begin TASK INPUTS

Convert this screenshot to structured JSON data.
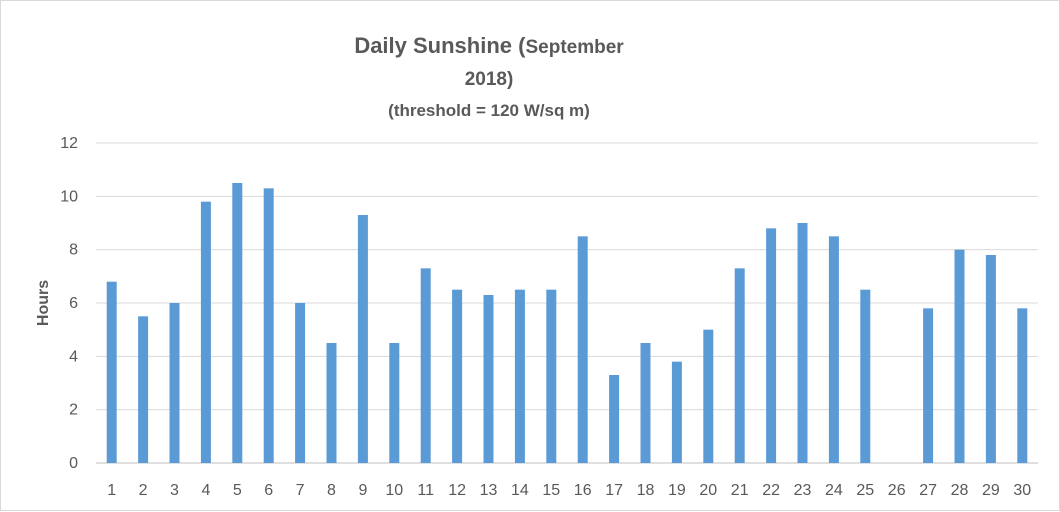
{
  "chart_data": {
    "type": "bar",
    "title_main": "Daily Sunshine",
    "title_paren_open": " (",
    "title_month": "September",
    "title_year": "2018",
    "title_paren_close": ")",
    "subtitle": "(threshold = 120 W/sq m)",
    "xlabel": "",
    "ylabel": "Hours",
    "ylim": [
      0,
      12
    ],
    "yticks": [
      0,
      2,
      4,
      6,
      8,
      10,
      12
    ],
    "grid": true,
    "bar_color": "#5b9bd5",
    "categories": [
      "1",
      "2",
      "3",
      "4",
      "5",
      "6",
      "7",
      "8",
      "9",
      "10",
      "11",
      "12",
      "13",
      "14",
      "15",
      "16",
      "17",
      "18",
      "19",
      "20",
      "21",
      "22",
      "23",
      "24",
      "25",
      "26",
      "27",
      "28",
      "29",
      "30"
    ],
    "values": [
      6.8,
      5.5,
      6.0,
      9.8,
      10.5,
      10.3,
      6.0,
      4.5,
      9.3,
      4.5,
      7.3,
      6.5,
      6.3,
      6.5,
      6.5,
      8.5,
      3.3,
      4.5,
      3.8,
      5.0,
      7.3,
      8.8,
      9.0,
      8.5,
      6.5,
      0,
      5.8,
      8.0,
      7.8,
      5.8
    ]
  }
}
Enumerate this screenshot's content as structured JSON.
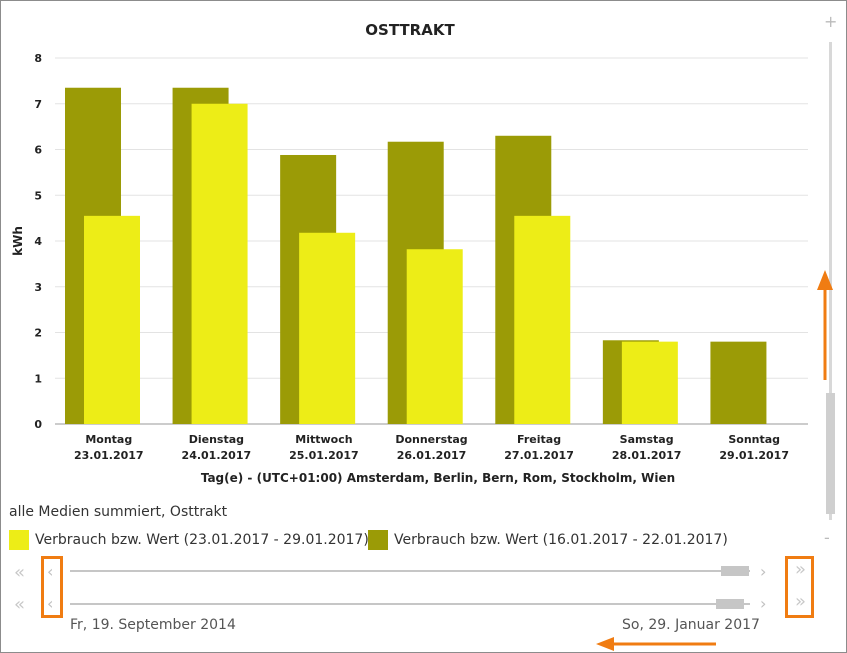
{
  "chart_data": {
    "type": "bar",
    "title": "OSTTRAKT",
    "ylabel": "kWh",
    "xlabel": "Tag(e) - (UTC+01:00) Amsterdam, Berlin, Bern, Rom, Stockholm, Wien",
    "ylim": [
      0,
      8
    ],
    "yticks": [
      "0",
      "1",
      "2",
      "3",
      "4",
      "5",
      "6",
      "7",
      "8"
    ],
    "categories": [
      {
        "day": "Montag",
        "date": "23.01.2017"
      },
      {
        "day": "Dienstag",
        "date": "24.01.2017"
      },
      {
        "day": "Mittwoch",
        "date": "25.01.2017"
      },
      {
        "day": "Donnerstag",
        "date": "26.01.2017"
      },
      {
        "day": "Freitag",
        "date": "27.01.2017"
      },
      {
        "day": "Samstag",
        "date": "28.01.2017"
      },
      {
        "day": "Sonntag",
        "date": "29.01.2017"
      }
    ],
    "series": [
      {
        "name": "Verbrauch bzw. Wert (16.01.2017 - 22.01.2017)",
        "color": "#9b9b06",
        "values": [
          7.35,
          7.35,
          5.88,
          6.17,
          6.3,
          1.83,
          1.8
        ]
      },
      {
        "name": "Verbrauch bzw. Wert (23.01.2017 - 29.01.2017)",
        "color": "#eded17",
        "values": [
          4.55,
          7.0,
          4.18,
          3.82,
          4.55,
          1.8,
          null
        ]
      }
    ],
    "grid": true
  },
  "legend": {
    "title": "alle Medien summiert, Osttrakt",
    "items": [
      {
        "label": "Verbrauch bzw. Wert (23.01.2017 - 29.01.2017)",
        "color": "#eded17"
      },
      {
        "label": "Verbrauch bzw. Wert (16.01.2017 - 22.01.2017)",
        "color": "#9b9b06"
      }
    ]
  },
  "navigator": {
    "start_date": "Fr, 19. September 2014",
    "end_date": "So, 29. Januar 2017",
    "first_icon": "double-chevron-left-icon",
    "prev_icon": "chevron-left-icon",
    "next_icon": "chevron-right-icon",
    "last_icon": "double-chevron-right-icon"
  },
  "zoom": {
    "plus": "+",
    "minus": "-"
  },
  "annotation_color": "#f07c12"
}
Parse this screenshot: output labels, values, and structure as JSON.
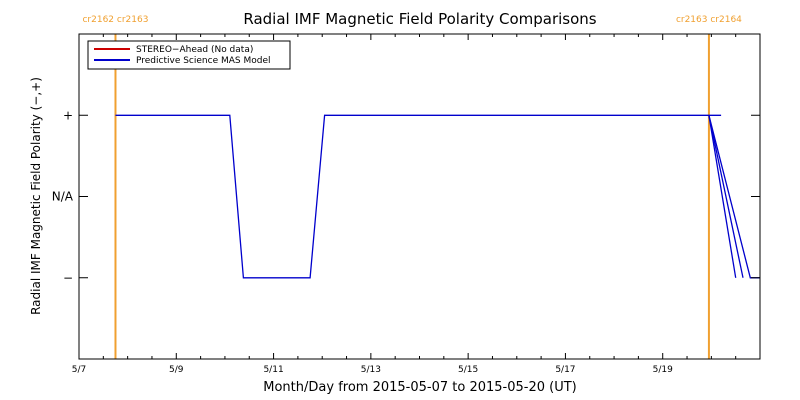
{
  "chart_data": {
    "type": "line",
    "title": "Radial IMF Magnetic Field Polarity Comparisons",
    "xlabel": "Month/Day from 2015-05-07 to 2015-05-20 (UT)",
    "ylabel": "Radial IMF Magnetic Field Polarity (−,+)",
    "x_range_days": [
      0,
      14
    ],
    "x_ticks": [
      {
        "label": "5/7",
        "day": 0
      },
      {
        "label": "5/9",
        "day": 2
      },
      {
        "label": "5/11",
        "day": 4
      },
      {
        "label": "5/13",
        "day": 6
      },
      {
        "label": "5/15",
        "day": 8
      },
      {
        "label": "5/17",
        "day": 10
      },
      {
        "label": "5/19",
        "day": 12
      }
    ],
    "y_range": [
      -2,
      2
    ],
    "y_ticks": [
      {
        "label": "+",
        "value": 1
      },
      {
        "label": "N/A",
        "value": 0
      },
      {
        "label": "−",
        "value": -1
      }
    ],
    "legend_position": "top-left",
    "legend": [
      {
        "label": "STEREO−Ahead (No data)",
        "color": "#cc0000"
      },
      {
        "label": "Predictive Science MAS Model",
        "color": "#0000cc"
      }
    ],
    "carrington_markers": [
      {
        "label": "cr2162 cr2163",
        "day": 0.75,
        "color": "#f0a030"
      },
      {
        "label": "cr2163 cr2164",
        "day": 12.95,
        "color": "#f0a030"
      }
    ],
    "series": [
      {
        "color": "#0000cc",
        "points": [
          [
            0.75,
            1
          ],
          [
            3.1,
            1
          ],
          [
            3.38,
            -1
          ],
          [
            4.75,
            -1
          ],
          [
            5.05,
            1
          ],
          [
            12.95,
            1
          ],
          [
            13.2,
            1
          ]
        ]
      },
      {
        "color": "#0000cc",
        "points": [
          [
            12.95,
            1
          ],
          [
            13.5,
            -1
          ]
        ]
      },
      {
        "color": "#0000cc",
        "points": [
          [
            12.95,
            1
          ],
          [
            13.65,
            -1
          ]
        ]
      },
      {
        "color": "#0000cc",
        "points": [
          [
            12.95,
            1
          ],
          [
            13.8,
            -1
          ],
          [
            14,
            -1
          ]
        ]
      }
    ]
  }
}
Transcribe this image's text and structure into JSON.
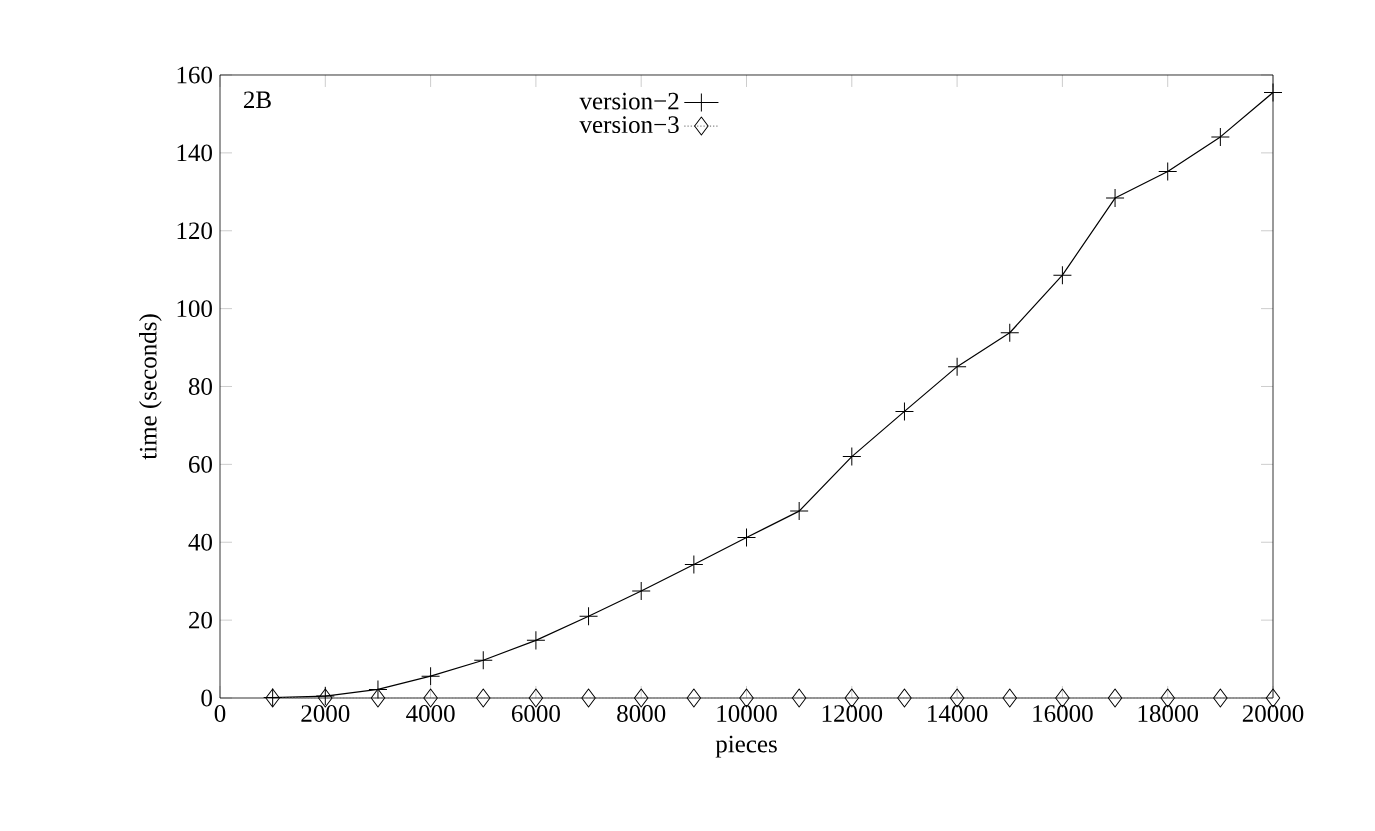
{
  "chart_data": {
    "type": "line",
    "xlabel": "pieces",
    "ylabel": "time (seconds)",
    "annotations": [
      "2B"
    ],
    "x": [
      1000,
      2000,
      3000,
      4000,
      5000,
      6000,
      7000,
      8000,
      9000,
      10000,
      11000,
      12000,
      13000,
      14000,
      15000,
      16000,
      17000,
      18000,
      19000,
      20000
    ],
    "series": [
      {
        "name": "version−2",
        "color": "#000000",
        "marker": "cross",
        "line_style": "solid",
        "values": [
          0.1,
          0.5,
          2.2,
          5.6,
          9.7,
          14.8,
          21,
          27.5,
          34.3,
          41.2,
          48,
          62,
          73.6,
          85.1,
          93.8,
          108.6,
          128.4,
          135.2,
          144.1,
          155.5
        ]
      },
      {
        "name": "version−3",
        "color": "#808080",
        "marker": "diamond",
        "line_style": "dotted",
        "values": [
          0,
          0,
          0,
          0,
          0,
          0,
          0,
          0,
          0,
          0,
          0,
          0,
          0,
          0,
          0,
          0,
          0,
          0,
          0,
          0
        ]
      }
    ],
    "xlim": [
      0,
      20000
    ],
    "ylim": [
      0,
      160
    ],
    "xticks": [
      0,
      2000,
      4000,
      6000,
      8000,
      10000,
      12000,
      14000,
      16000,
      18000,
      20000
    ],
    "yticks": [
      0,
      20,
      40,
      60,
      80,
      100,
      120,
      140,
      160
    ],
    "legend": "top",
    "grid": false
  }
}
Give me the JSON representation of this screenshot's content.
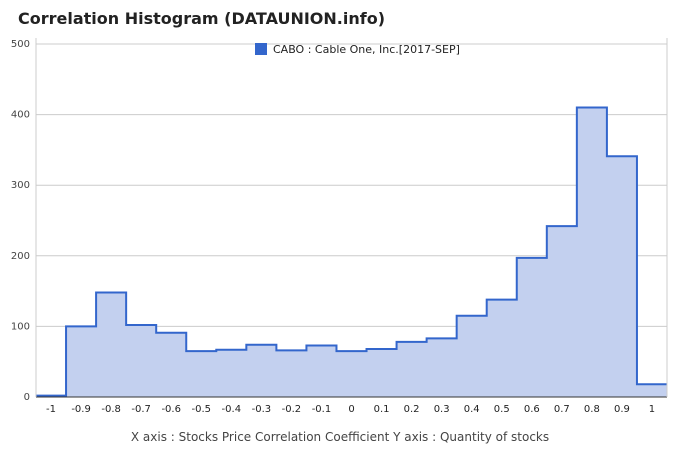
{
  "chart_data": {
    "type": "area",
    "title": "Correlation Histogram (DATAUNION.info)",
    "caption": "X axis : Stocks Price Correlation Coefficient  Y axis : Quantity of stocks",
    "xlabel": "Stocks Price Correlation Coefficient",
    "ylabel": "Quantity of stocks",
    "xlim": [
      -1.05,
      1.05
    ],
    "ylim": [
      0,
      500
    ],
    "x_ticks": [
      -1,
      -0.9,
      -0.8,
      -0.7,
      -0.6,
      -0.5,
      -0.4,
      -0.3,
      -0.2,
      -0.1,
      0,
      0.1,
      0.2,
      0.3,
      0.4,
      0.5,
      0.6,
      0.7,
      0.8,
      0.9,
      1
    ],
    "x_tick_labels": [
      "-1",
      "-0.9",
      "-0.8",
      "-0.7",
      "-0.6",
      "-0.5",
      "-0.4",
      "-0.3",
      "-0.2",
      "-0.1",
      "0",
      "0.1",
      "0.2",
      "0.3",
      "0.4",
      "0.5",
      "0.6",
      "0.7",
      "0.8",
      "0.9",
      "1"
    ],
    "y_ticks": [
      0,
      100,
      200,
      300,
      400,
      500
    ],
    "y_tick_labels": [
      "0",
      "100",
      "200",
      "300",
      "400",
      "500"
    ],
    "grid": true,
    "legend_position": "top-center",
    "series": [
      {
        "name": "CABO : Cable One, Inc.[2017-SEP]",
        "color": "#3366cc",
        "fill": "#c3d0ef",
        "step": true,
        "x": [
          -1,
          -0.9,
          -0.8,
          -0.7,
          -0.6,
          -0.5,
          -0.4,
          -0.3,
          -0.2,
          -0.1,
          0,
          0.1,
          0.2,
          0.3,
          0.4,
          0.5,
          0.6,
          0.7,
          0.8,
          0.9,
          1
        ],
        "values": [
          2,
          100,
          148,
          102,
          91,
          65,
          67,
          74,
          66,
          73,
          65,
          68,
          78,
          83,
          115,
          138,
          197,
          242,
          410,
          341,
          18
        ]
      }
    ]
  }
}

end TASK INPUTS

• [WRITTEN TASK]: Of the lines in the entries, how many include the word "double"? State only the number.

• [EXERCISE RESULT]: 2